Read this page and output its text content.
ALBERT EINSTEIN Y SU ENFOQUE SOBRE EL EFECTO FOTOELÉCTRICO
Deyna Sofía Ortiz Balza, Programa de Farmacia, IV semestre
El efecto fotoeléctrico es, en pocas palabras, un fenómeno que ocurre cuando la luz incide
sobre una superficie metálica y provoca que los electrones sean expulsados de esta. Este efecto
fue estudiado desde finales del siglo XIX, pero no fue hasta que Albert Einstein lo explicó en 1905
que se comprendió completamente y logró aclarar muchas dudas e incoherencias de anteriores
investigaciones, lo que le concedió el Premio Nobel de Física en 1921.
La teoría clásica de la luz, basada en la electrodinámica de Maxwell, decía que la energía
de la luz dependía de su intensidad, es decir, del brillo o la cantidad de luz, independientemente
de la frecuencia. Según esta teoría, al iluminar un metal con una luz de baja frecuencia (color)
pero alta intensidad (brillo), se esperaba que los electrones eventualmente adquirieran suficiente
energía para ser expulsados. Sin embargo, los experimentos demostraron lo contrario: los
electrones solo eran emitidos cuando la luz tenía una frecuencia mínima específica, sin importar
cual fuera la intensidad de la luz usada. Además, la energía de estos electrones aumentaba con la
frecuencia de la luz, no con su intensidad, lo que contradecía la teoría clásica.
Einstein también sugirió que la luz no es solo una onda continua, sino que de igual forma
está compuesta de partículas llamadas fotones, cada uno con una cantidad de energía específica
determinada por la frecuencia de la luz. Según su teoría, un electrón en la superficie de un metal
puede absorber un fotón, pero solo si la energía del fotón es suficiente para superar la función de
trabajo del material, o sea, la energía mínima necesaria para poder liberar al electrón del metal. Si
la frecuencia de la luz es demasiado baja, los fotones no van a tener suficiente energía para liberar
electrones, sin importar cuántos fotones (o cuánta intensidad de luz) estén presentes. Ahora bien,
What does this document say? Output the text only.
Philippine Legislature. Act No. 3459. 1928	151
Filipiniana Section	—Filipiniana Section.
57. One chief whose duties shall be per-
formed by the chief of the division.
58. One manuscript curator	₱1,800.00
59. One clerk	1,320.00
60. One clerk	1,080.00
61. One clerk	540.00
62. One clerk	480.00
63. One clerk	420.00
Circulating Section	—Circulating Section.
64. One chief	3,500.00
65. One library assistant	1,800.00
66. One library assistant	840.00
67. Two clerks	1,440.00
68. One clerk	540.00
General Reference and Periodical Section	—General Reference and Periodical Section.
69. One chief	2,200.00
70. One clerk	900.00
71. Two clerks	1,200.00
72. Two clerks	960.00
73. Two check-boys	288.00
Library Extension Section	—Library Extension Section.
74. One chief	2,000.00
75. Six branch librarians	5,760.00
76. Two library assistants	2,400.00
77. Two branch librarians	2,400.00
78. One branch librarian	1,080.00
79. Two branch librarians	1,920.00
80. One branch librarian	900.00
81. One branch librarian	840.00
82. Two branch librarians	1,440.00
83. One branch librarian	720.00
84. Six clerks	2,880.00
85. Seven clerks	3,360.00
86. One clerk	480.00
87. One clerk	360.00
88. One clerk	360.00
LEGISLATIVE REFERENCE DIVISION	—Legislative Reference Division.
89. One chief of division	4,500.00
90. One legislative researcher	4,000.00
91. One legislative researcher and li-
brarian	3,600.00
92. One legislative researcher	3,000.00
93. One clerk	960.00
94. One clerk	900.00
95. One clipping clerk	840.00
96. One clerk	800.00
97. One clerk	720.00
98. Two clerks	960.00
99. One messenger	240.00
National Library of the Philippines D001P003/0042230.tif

════════════════

What is asked
Search the records for the word "metal", then list every line that has it.

Correct result
de la frecuencia. Según esta teoría, al iluminar un metal con una luz de baja frecuencia (color)
determinada por la frecuencia de la luz. Según su teoría, un electrón en la superficie de un metal
trabajo del material, o sea, la energía mínima necesaria para poder liberar al electrón del metal. Si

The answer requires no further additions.